(begin)
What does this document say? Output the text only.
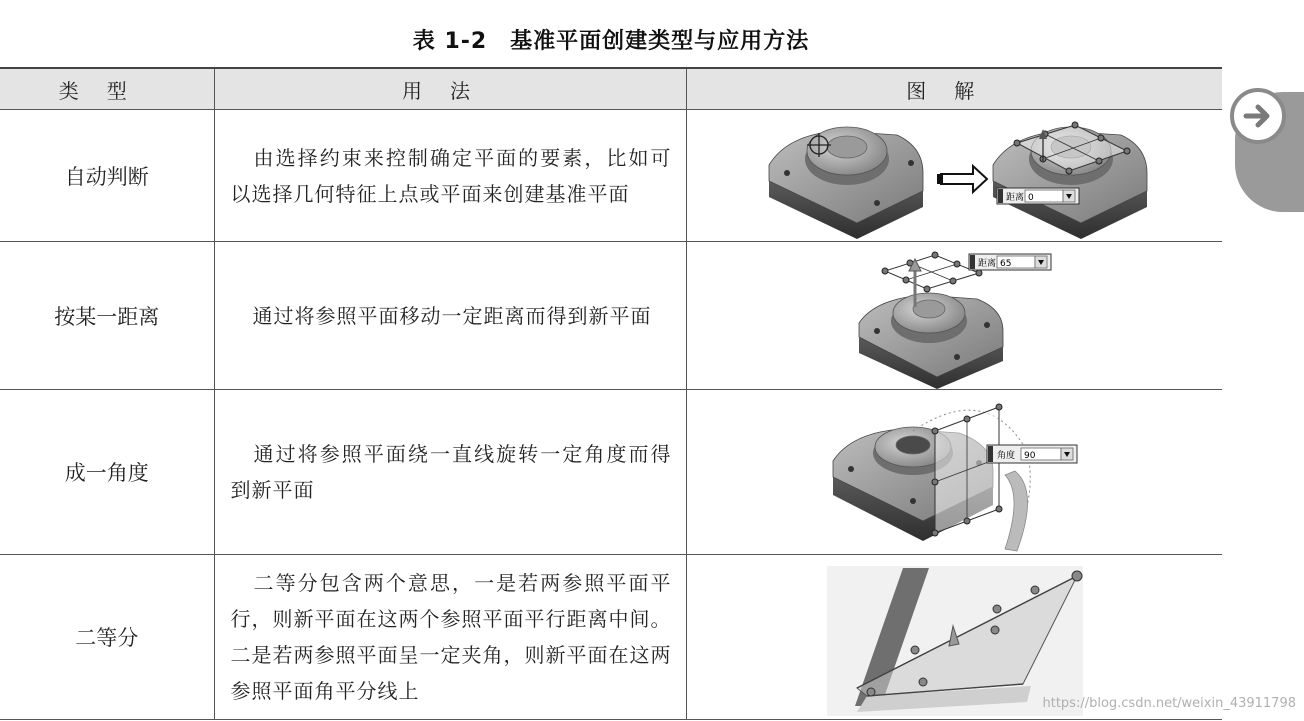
表 1-2　基准平面创建类型与应用方法
类型	用法	图解
自动判断	由选择约束来控制确定平面的要素，比如可以选择几何特征上点或平面来创建基准平面	距离 0

按某一距离	通过将参照平面移动一定距离而得到新平面	距离 65

成一角度	通过将参照平面绕一直线旋转一定角度而得到新平面	角度 90

二等分	二等分包含两个意思，一是若两参照平面平行，则新平面在这两个参照平面平行距离中间。二是若两参照平面呈一定夹角，则新平面在这两参照平面角平分线上	
https://blog.csdn.net/weixin_43911798
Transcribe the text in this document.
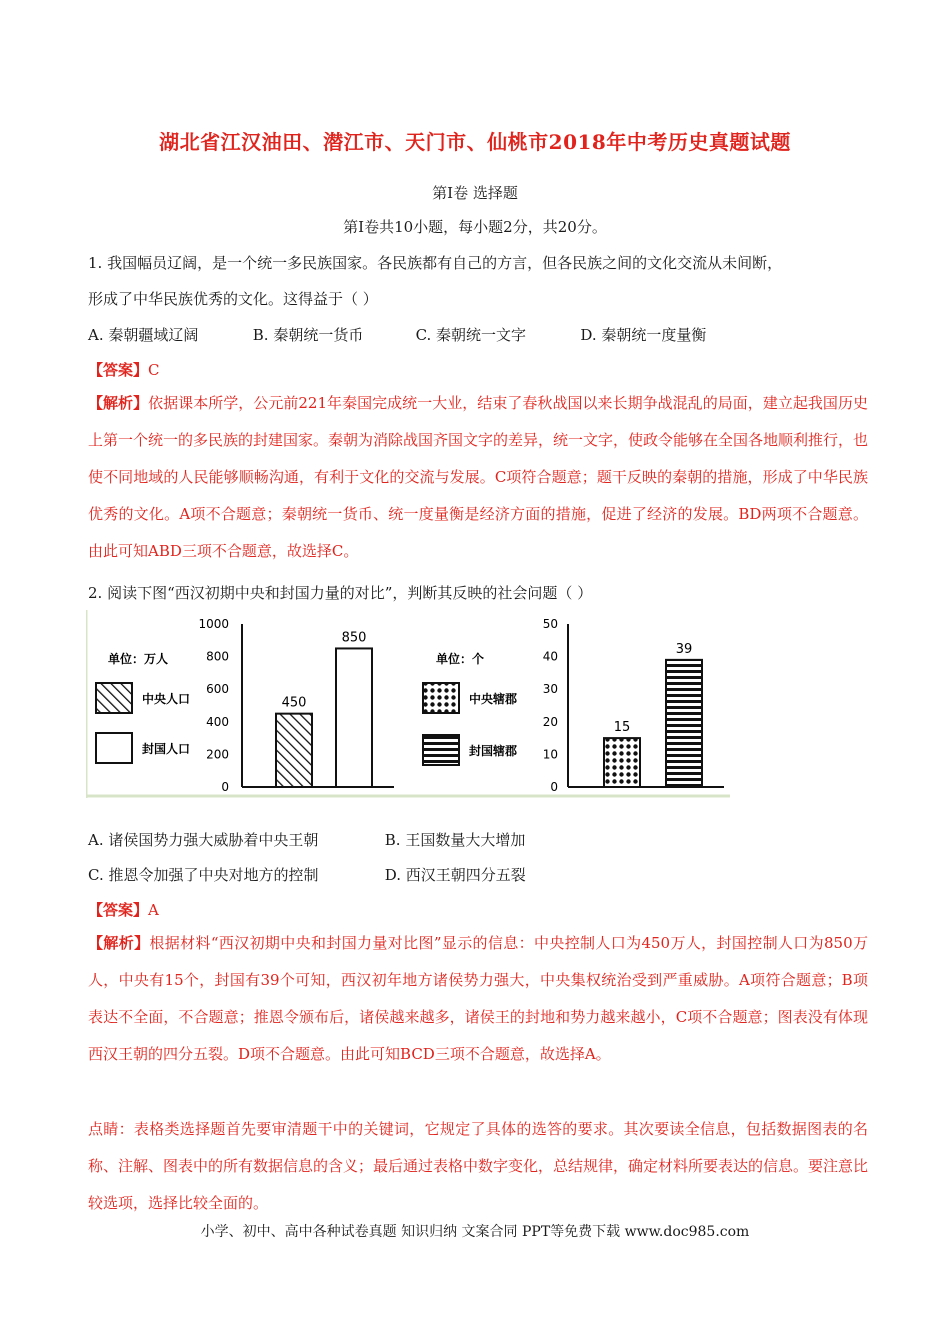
湖北省江汉油田、潜江市、天门市、仙桃市2018年中考历史真题试题
第Ⅰ卷 选择题
第Ⅰ卷共10小题，每小题2分，共20分。
1. 我国幅员辽阔，是一个统一多民族国家。各民族都有自己的方言，但各民族之间的文化交流从未间断，
形成了中华民族优秀的文化。这得益于（ ）
A. 秦朝疆域辽阔	B. 秦朝统一货币	C. 秦朝统一文字	D. 秦朝统一度量衡
【答案】C
【解析】依据课本所学，公元前221年秦国完成统一大业，结束了春秋战国以来长期争战混乱的局面，建立起我国历史上第一个统一的多民族的封建国家。秦朝为消除战国齐国文字的差异，统一文字，使政令能够在全国各地顺利推行，也使不同地域的人民能够顺畅沟通，有利于文化的交流与发展。C项符合题意；题干反映的秦朝的措施，形成了中华民族优秀的文化。A项不合题意；秦朝统一货币、统一度量衡是经济方面的措施，促进了经济的发展。BD两项不合题意。由此可知ABD三项不合题意，故选择C。
2. 阅读下图“西汉初期中央和封国力量的对比”，判断其反映的社会问题（ ）
单位：万人
中央人口
封国人口
0
200
400
600
800
1000
450
850
单位：个
中央辖郡
封国辖郡
0
10
20
30
40
50
15
39
A. 诸侯国势力强大威胁着中央王朝	B. 王国数量大大增加
C. 推恩令加强了中央对地方的控制	D. 西汉王朝四分五裂
【答案】A
【解析】根据材料“西汉初期中央和封国力量对比图”显示的信息：中央控制人口为450万人，封国控制人口为850万人，中央有15个，封国有39个可知，西汉初年地方诸侯势力强大，中央集权统治受到严重威胁。A项符合题意；B项表达不全面，不合题意；推恩令颁布后，诸侯越来越多，诸侯王的封地和势力越来越小，C项不合题意；图表没有体现西汉王朝的四分五裂。D项不合题意。由此可知BCD三项不合题意，故选择A。
点睛：表格类选择题首先要审清题干中的关键词，它规定了具体的选答的要求。其次要读全信息，包括数据图表的名称、注解、图表中的所有数据信息的含义；最后通过表格中数字变化，总结规律，确定材料所要表达的信息。要注意比较选项，选择比较全面的。
小学、初中、高中各种试卷真题 知识归纳 文案合同 PPT等免费下载 www.doc985.com
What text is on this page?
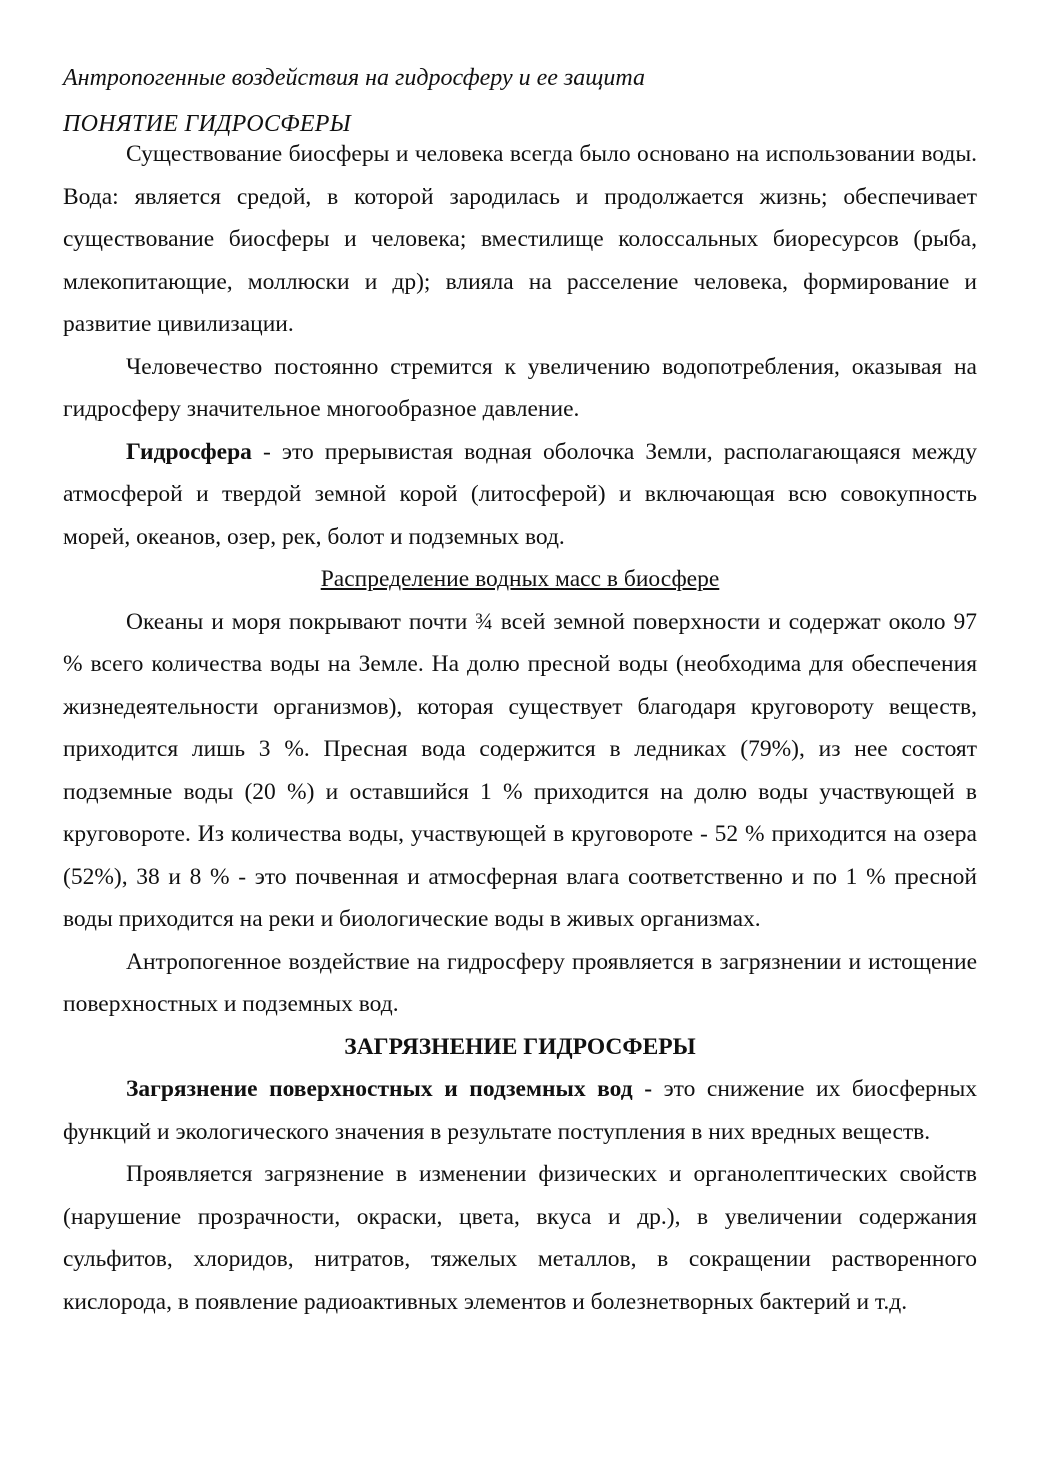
Антропогенные воздействия на гидросферу и ее защита
ПОНЯТИЕ ГИДРОСФЕРЫ

Существование биосферы и человека всегда было основано на использовании воды. Вода: является средой, в которой зародилась и продолжается жизнь; обеспечивает существование биосферы и человека; вместилище колоссальных биоресурсов (рыба, млекопитающие, моллюски и др); влияла на расселение человека, формирование и развитие цивилизации.

Человечество постоянно стремится к увеличению водопотребления, оказывая на гидросферу значительное многообразное давление.

Гидросфера - это прерывистая водная оболочка Земли, располагающаяся между атмосферой и твердой земной корой (литосферой) и включающая всю совокупность морей, океанов, озер, рек, болот и подземных вод.

Распределение водных масс в биосфере

Океаны и моря покрывают почти ¾ всей земной поверхности и содержат около 97 % всего количества воды на Земле. На долю пресной воды (необходима для обеспечения жизнедеятельности организмов), которая существует благодаря круговороту веществ, приходится лишь 3 %. Пресная вода содержится в ледниках (79%), из нее состоят подземные воды (20 %) и оставшийся 1 % приходится на долю воды участвующей в круговороте. Из количества воды, участвующей в круговороте - 52 % приходится на озера (52%), 38 и 8 % - это почвенная и атмосферная влага соответственно и по 1 % пресной воды приходится на реки и биологические воды в живых организмах.

Антропогенное воздействие на гидросферу проявляется в загрязнении и истощение поверхностных и подземных вод.

ЗАГРЯЗНЕНИЕ ГИДРОСФЕРЫ

Загрязнение поверхностных и подземных вод - это снижение их биосферных функций и экологического значения в результате поступления в них вредных веществ.

Проявляется загрязнение в изменении физических и органолептических свойств (нарушение прозрачности, окраски, цвета, вкуса и др.), в увеличении содержания сульфитов, хлоридов, нитратов, тяжелых металлов, в сокращении растворенного кислорода, в появление радиоактивных элементов и болезнетворных бактерий и т.д.
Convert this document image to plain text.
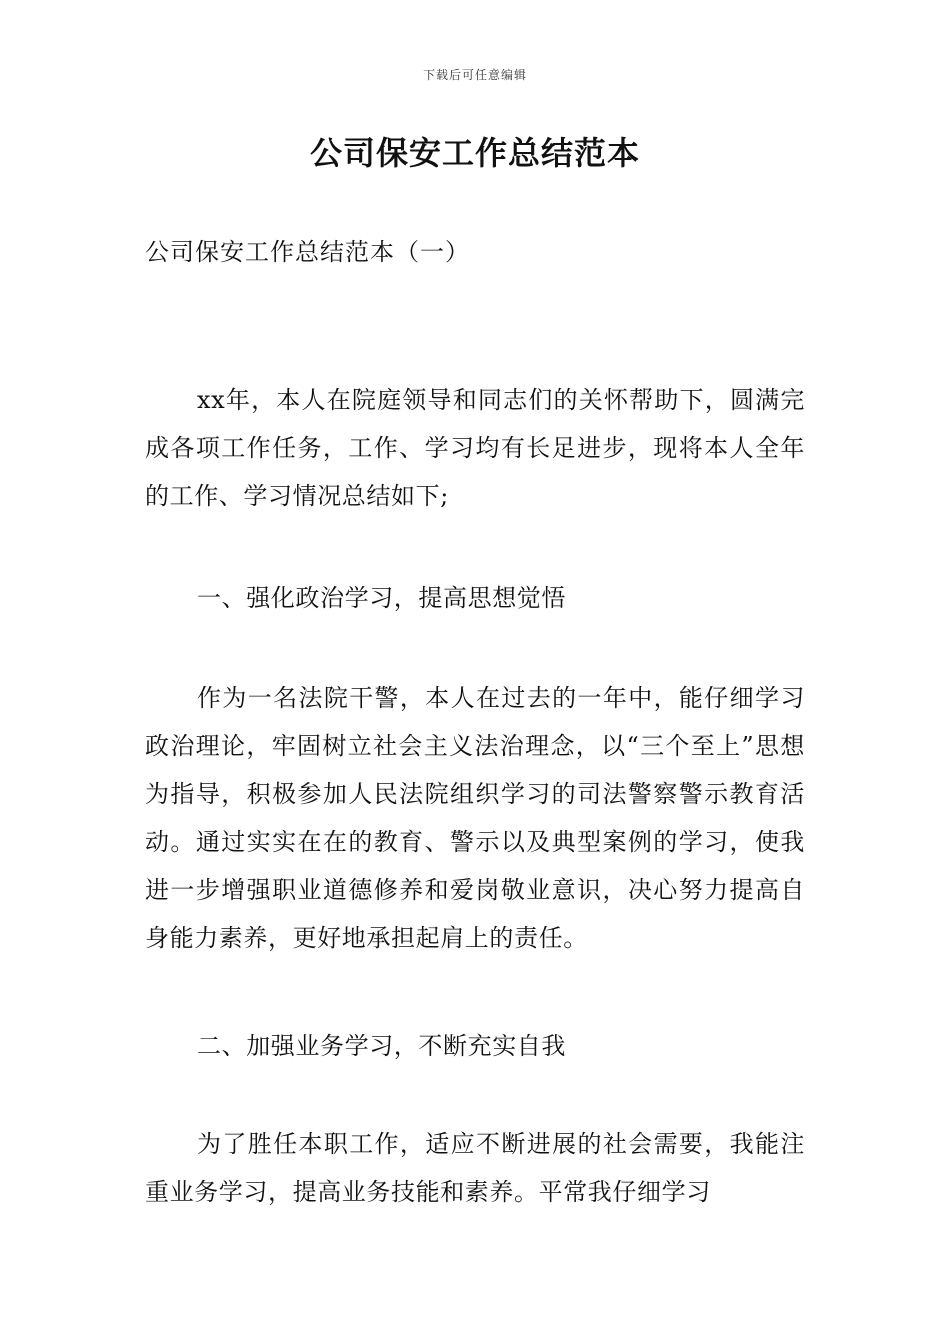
下载后可任意编辑
公司保安工作总结范本

公司保安工作总结范本（一）

xx年，本人在院庭领导和同志们的关怀帮助下，圆满完成各项工作任务，工作、学习均有长足进步，现将本人全年的工作、学习情况总结如下;

一、强化政治学习，提高思想觉悟

作为一名法院干警，本人在过去的一年中，能仔细学习政治理论，牢固树立社会主义法治理念，以“三个至上”思想为指导，积极参加人民法院组织学习的司法警察警示教育活动。通过实实在在的教育、警示以及典型案例的学习，使我进一步增强职业道德修养和爱岗敬业意识，决心努力提高自身能力素养，更好地承担起肩上的责任。

二、加强业务学习，不断充实自我

为了胜任本职工作，适应不断进展的社会需要，我能注重业务学习，提高业务技能和素养。平常我仔细学习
(end)
Give the data above again in full and unchanged, skipping the pictures.

What does this document say? Output the text only.
表 1-2　基准平面创建类型与应用方法
类型	用法	图解
自动判断	由选择约束来控制确定平面的要素，比如可以选择几何特征上点或平面来创建基准平面	距离 0

按某一距离	通过将参照平面移动一定距离而得到新平面	距离 65

成一角度	通过将参照平面绕一直线旋转一定角度而得到新平面	角度 90

二等分	二等分包含两个意思，一是若两参照平面平行，则新平面在这两个参照平面平行距离中间。二是若两参照平面呈一定夹角，则新平面在这两参照平面角平分线上	
https://blog.csdn.net/weixin_43911798
Transcribe the text in this document.
湖北省江汉油田、潜江市、天门市、仙桃市2018年中考历史真题试题
第Ⅰ卷 选择题
第Ⅰ卷共10小题，每小题2分，共20分。
1. 我国幅员辽阔，是一个统一多民族国家。各民族都有自己的方言，但各民族之间的文化交流从未间断，
形成了中华民族优秀的文化。这得益于（ ）
A. 秦朝疆域辽阔	B. 秦朝统一货币	C. 秦朝统一文字	D. 秦朝统一度量衡
【答案】C
【解析】依据课本所学，公元前221年秦国完成统一大业，结束了春秋战国以来长期争战混乱的局面，建立起我国历史上第一个统一的多民族的封建国家。秦朝为消除战国齐国文字的差异，统一文字，使政令能够在全国各地顺利推行，也使不同地域的人民能够顺畅沟通，有利于文化的交流与发展。C项符合题意；题干反映的秦朝的措施，形成了中华民族优秀的文化。A项不合题意；秦朝统一货币、统一度量衡是经济方面的措施，促进了经济的发展。BD两项不合题意。由此可知ABD三项不合题意，故选择C。
2. 阅读下图“西汉初期中央和封国力量的对比”，判断其反映的社会问题（ ）
单位：万人
中央人口
封国人口
0
200
400
600
800
1000
450
850
单位：个
中央辖郡
封国辖郡
0
10
20
30
40
50
15
39
A. 诸侯国势力强大威胁着中央王朝	B. 王国数量大大增加
C. 推恩令加强了中央对地方的控制	D. 西汉王朝四分五裂
【答案】A
【解析】根据材料“西汉初期中央和封国力量对比图”显示的信息：中央控制人口为450万人，封国控制人口为850万人，中央有15个，封国有39个可知，西汉初年地方诸侯势力强大，中央集权统治受到严重威胁。A项符合题意；B项表达不全面，不合题意；推恩令颁布后，诸侯越来越多，诸侯王的封地和势力越来越小，C项不合题意；图表没有体现西汉王朝的四分五裂。D项不合题意。由此可知BCD三项不合题意，故选择A。
点睛：表格类选择题首先要审清题干中的关键词，它规定了具体的选答的要求。其次要读全信息，包括数据图表的名称、注解、图表中的所有数据信息的含义；最后通过表格中数字变化，总结规律，确定材料所要表达的信息。要注意比较选项，选择比较全面的。
小学、初中、高中各种试卷真题 知识归纳 文案合同 PPT等免费下载 www.doc985.com
What text is on this page?
Антропогенные воздействия на гидросферу и ее защита
ПОНЯТИЕ ГИДРОСФЕРЫ

Существование биосферы и человека всегда было основано на использовании воды. Вода: является средой, в которой зародилась и продолжается жизнь; обеспечивает существование биосферы и человека; вместилище колоссальных биоресурсов (рыба, млекопитающие, моллюски и др); влияла на расселение человека, формирование и развитие цивилизации.

Человечество постоянно стремится к увеличению водопотребления, оказывая на гидросферу значительное многообразное давление.

Гидросфера - это прерывистая водная оболочка Земли, располагающаяся между атмосферой и твердой земной корой (литосферой) и включающая всю совокупность морей, океанов, озер, рек, болот и подземных вод.

Распределение водных масс в биосфере

Океаны и моря покрывают почти ¾ всей земной поверхности и содержат около 97 % всего количества воды на Земле. На долю пресной воды (необходима для обеспечения жизнедеятельности организмов), которая существует благодаря круговороту веществ, приходится лишь 3 %. Пресная вода содержится в ледниках (79%), из нее состоят подземные воды (20 %) и оставшийся 1 % приходится на долю воды участвующей в круговороте. Из количества воды, участвующей в круговороте - 52 % приходится на озера (52%), 38 и 8 % - это почвенная и атмосферная влага соответственно и по 1 % пресной воды приходится на реки и биологические воды в живых организмах.

Антропогенное воздействие на гидросферу проявляется в загрязнении и истощение поверхностных и подземных вод.

ЗАГРЯЗНЕНИЕ ГИДРОСФЕРЫ

Загрязнение поверхностных и подземных вод - это снижение их биосферных функций и экологического значения в результате поступления в них вредных веществ.

Проявляется загрязнение в изменении физических и органолептических свойств (нарушение прозрачности, окраски, цвета, вкуса и др.), в увеличении содержания сульфитов, хлоридов, нитратов, тяжелых металлов, в сокращении растворенного кислорода, в появление радиоактивных элементов и болезнетворных бактерий и т.д.
Convert this document image to plain text.
下载后可任意编辑
公司保安工作总结范本

公司保安工作总结范本（一）

xx年，本人在院庭领导和同志们的关怀帮助下，圆满完成各项工作任务，工作、学习均有长足进步，现将本人全年的工作、学习情况总结如下;

一、强化政治学习，提高思想觉悟

作为一名法院干警，本人在过去的一年中，能仔细学习政治理论，牢固树立社会主义法治理念，以“三个至上”思想为指导，积极参加人民法院组织学习的司法警察警示教育活动。通过实实在在的教育、警示以及典型案例的学习，使我进一步增强职业道德修养和爱岗敬业意识，决心努力提高自身能力素养，更好地承担起肩上的责任。

二、加强业务学习，不断充实自我

为了胜任本职工作，适应不断进展的社会需要，我能注重业务学习，提高业务技能和素养。平常我仔细学习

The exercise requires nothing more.